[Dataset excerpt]

[Begin]

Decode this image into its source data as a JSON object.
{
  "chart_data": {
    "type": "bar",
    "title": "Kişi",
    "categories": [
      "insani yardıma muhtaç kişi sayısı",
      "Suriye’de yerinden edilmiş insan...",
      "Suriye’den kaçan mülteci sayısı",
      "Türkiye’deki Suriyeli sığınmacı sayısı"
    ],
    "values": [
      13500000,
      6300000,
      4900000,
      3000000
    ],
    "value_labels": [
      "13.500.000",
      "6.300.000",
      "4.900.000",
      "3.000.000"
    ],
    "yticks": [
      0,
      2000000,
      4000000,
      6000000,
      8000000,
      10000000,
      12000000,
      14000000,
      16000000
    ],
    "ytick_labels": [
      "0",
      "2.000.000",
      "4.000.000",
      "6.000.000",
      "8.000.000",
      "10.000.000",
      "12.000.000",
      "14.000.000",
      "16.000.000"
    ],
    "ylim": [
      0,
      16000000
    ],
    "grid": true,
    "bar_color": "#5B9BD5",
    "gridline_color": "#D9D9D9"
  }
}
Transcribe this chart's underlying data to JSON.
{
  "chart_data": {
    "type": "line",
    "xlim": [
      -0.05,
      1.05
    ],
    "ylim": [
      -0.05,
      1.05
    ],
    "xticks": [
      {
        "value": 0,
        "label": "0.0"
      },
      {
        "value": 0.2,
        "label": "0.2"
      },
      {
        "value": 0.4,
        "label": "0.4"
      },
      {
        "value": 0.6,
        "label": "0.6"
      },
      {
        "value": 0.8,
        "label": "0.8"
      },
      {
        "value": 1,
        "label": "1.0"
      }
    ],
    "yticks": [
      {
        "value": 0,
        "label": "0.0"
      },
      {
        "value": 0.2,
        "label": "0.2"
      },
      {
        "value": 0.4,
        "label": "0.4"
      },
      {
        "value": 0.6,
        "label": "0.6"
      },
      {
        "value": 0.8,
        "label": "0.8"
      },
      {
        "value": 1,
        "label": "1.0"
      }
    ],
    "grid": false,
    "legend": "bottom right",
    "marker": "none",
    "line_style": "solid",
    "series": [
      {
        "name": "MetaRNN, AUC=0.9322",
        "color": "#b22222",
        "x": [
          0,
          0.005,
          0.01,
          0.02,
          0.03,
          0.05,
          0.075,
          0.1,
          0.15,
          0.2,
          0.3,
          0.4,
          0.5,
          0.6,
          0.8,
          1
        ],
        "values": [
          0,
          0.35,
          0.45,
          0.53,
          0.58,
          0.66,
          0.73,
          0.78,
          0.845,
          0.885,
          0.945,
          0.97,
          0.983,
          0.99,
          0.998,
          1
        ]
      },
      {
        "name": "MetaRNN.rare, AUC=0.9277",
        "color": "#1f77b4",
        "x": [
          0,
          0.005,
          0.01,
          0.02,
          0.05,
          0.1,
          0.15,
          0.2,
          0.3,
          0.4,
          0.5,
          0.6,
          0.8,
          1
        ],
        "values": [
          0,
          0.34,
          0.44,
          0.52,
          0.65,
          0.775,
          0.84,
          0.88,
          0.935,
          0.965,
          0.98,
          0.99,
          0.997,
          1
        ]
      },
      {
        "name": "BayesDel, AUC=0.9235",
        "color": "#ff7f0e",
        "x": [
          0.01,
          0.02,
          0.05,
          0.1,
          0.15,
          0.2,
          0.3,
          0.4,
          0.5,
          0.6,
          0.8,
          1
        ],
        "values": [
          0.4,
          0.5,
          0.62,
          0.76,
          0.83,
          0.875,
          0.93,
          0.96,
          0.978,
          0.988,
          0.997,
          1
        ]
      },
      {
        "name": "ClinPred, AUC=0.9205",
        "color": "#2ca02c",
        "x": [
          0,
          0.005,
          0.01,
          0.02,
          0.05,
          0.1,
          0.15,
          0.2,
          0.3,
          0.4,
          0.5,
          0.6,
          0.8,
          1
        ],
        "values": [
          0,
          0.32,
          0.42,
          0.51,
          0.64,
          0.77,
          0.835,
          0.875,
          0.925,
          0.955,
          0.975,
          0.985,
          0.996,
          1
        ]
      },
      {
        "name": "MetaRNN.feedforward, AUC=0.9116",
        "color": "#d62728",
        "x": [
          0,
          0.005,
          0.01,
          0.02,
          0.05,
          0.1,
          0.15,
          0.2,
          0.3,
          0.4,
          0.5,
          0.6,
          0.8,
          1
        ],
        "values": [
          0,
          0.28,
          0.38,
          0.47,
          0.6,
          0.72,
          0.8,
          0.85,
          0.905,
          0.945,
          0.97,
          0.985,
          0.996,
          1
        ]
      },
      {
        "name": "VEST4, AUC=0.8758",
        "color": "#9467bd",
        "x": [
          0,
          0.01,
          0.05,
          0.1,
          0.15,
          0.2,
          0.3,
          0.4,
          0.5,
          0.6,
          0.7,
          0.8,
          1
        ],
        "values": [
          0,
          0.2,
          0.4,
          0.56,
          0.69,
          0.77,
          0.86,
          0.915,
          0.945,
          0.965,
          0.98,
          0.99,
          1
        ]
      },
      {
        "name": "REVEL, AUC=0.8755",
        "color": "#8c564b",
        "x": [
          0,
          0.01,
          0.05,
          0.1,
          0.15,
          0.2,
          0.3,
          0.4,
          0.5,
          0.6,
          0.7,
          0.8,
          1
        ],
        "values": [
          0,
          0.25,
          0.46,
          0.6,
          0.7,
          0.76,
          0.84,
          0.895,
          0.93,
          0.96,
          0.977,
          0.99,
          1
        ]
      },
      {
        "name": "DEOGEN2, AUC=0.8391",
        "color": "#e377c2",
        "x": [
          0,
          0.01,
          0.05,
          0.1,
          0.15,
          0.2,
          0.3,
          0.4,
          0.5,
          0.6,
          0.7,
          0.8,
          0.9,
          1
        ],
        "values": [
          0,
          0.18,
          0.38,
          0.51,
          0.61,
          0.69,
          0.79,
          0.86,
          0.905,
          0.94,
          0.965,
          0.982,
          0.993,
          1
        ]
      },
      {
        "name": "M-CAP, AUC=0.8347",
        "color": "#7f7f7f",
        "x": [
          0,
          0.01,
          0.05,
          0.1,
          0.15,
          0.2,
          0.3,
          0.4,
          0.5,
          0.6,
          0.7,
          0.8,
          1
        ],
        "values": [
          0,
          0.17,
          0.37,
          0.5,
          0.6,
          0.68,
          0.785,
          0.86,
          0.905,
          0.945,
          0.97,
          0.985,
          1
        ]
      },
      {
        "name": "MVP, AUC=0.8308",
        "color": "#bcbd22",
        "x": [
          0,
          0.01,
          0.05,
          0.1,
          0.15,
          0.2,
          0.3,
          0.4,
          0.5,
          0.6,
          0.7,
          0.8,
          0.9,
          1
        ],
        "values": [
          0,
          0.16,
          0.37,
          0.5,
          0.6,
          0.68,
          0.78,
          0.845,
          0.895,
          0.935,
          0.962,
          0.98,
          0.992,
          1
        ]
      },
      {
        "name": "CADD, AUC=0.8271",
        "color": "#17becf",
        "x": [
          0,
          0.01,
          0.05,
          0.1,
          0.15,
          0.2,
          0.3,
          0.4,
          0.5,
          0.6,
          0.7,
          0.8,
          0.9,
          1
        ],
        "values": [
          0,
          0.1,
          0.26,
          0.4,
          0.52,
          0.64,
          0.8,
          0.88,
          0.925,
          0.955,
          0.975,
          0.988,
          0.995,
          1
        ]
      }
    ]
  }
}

[End]

Goal: Copy every line in the records above that contains the word "JSON".

The reply:
Decode this image into its source data as a JSON object.
Transcribe this chart's underlying data to JSON.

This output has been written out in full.